*TASK*: Take the material and output all of it exactly.

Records

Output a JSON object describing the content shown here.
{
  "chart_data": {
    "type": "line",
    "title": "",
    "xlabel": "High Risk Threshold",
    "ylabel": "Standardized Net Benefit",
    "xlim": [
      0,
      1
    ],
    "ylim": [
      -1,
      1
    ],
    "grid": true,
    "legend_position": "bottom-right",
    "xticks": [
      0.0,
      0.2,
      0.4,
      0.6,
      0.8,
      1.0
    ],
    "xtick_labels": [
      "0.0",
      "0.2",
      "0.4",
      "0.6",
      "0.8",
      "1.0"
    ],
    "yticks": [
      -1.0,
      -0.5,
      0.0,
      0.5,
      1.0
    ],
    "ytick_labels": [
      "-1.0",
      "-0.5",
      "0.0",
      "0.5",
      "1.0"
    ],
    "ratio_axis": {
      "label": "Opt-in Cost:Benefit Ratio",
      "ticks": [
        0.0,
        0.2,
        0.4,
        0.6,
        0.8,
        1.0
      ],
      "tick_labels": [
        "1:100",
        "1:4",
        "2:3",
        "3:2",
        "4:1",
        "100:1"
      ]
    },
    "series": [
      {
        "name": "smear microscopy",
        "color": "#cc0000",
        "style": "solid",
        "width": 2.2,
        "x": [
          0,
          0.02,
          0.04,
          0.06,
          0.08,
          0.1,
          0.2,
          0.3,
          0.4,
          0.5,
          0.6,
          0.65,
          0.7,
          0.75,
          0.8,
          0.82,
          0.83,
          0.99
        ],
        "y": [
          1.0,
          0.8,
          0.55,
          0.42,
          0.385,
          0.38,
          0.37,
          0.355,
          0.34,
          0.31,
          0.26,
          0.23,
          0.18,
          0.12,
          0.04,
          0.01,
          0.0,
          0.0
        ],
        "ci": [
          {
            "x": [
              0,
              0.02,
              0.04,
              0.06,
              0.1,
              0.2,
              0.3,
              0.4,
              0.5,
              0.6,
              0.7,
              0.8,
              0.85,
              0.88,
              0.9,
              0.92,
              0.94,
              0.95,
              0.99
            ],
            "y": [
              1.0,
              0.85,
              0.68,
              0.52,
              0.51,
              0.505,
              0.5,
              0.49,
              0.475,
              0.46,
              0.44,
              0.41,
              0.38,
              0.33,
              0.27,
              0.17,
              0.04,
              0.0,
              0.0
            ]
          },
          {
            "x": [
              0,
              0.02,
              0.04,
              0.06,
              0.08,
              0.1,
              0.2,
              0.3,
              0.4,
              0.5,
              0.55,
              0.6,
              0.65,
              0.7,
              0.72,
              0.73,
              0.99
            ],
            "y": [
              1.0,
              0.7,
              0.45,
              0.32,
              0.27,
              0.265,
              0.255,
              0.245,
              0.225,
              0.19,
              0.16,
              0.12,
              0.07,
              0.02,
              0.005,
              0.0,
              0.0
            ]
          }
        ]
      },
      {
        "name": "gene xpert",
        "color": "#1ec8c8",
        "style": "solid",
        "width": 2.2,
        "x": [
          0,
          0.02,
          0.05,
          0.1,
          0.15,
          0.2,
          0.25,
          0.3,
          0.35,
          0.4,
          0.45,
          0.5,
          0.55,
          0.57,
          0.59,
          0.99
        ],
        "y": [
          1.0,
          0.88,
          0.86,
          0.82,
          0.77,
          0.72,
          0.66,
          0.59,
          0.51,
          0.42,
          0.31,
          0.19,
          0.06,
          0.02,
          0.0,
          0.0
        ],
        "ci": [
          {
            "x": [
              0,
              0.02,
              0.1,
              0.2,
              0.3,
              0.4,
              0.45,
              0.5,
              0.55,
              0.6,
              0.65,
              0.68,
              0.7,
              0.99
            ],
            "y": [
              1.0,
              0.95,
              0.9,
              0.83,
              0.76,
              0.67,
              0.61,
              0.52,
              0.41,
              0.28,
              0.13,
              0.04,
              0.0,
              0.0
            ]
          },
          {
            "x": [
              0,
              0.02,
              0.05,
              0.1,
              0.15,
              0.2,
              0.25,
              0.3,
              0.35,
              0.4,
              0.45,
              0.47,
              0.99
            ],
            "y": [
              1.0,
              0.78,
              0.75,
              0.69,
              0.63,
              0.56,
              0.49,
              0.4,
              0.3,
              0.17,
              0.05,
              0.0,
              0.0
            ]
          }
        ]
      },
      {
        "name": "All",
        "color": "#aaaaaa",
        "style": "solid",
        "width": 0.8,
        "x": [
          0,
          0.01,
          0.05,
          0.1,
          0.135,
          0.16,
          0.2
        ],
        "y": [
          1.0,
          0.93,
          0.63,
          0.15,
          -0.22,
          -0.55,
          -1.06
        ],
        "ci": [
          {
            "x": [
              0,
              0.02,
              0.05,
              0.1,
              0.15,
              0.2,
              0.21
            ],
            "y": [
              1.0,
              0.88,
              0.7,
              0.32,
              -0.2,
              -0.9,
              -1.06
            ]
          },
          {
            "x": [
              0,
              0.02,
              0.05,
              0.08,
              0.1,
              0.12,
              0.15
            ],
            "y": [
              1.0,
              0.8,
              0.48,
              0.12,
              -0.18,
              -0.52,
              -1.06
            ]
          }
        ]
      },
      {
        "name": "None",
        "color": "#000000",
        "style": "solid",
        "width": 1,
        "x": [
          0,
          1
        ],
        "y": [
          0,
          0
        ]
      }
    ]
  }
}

*RESPONSE TO THE TASK*:
Output a JSON object describing the content shown here.
{
  "chart_data": {
    "type": "line",
    "title": "",
    "xlabel": "High Risk Threshold",
    "ylabel": "Standardized Net Benefit",
    "xlim": [
      0,
      1
    ],
    "ylim": [
      -1,
      1
    ],
    "grid": true,
    "legend_position": "bottom-right",
    "xticks": [
      0.0,
      0.2,
      0.4,
      0.6,
      0.8,
      1.0
    ],
    "xtick_labels": [
      "0.0",
      "0.2",
      "0.4",
      "0.6",
      "0.8",
      "1.0"
    ],
    "yticks": [
      -1.0,
      -0.5,
      0.0,
      0.5,
      1.0
    ],
    "ytick_labels": [
      "-1.0",
      "-0.5",
      "0.0",
      "0.5",
      "1.0"
    ],
    "ratio_axis": {
      "label": "Opt-in Cost:Benefit Ratio",
      "ticks": [
        0.0,
        0.2,
        0.4,
        0.6,
        0.8,
        1.0
      ],
      "tick_labels": [
        "1:100",
        "1:4",
        "2:3",
        "3:2",
        "4:1",
        "100:1"
      ]
    },
    "series": [
      {
        "name": "smear microscopy",
        "color": "#cc0000",
        "style": "solid",
        "width": 2.2,
        "x": [
          0,
          0.02,
          0.04,
          0.06,
          0.08,
          0.1,
          0.2,
          0.3,
          0.4,
          0.5,
          0.6,
          0.65,
          0.7,
          0.75,
          0.8,
          0.82,
          0.83,
          0.99
        ],
        "y": [
          1.0,
          0.8,
          0.55,
          0.42,
          0.385,
          0.38,
          0.37,
          0.355,
          0.34,
          0.31,
          0.26,
          0.23,
          0.18,
          0.12,
          0.04,
          0.01,
          0.0,
          0.0
        ],
        "ci": [
          {
            "x": [
              0,
              0.02,
              0.04,
              0.06,
              0.1,
              0.2,
              0.3,
              0.4,
              0.5,
              0.6,
              0.7,
              0.8,
              0.85,
              0.88,
              0.9,
              0.92,
              0.94,
              0.95,
              0.99
            ],
            "y": [
              1.0,
              0.85,
              0.68,
              0.52,
              0.51,
              0.505,
              0.5,
              0.49,
              0.475,
              0.46,
              0.44,
              0.41,
              0.38,
              0.33,
              0.27,
              0.17,
              0.04,
              0.0,
              0.0
            ]
          },
          {
            "x": [
              0,
              0.02,
              0.04,
              0.06,
              0.08,
              0.1,
              0.2,
              0.3,
              0.4,
              0.5,
              0.55,
              0.6,
              0.65,
              0.7,
              0.72,
              0.73,
              0.99
            ],
            "y": [
              1.0,
              0.7,
              0.45,
              0.32,
              0.27,
              0.265,
              0.255,
              0.245,
              0.225,
              0.19,
              0.16,
              0.12,
              0.07,
              0.02,
              0.005,
              0.0,
              0.0
            ]
          }
        ]
      },
      {
        "name": "gene xpert",
        "color": "#1ec8c8",
        "style": "solid",
        "width": 2.2,
        "x": [
          0,
          0.02,
          0.05,
          0.1,
          0.15,
          0.2,
          0.25,
          0.3,
          0.35,
          0.4,
          0.45,
          0.5,
          0.55,
          0.57,
          0.59,
          0.99
        ],
        "y": [
          1.0,
          0.88,
          0.86,
          0.82,
          0.77,
          0.72,
          0.66,
          0.59,
          0.51,
          0.42,
          0.31,
          0.19,
          0.06,
          0.02,
          0.0,
          0.0
        ],
        "ci": [
          {
            "x": [
              0,
              0.02,
              0.1,
              0.2,
              0.3,
              0.4,
              0.45,
              0.5,
              0.55,
              0.6,
              0.65,
              0.68,
              0.7,
              0.99
            ],
            "y": [
              1.0,
              0.95,
              0.9,
              0.83,
              0.76,
              0.67,
              0.61,
              0.52,
              0.41,
              0.28,
              0.13,
              0.04,
              0.0,
              0.0
            ]
          },
          {
            "x": [
              0,
              0.02,
              0.05,
              0.1,
              0.15,
              0.2,
              0.25,
              0.3,
              0.35,
              0.4,
              0.45,
              0.47,
              0.99
            ],
            "y": [
              1.0,
              0.78,
              0.75,
              0.69,
              0.63,
              0.56,
              0.49,
              0.4,
              0.3,
              0.17,
              0.05,
              0.0,
              0.0
            ]
          }
        ]
      },
      {
        "name": "All",
        "color": "#aaaaaa",
        "style": "solid",
        "width": 0.8,
        "x": [
          0,
          0.01,
          0.05,
          0.1,
          0.135,
          0.16,
          0.2
        ],
        "y": [
          1.0,
          0.93,
          0.63,
          0.15,
          -0.22,
          -0.55,
          -1.06
        ],
        "ci": [
          {
            "x": [
              0,
              0.02,
              0.05,
              0.1,
              0.15,
              0.2,
              0.21
            ],
            "y": [
              1.0,
              0.88,
              0.7,
              0.32,
              -0.2,
              -0.9,
              -1.06
            ]
          },
          {
            "x": [
              0,
              0.02,
              0.05,
              0.08,
              0.1,
              0.12,
              0.15
            ],
            "y": [
              1.0,
              0.8,
              0.48,
              0.12,
              -0.18,
              -0.52,
              -1.06
            ]
          }
        ]
      },
      {
        "name": "None",
        "color": "#000000",
        "style": "solid",
        "width": 1,
        "x": [
          0,
          1
        ],
        "y": [
          0,
          0
        ]
      }
    ]
  }
}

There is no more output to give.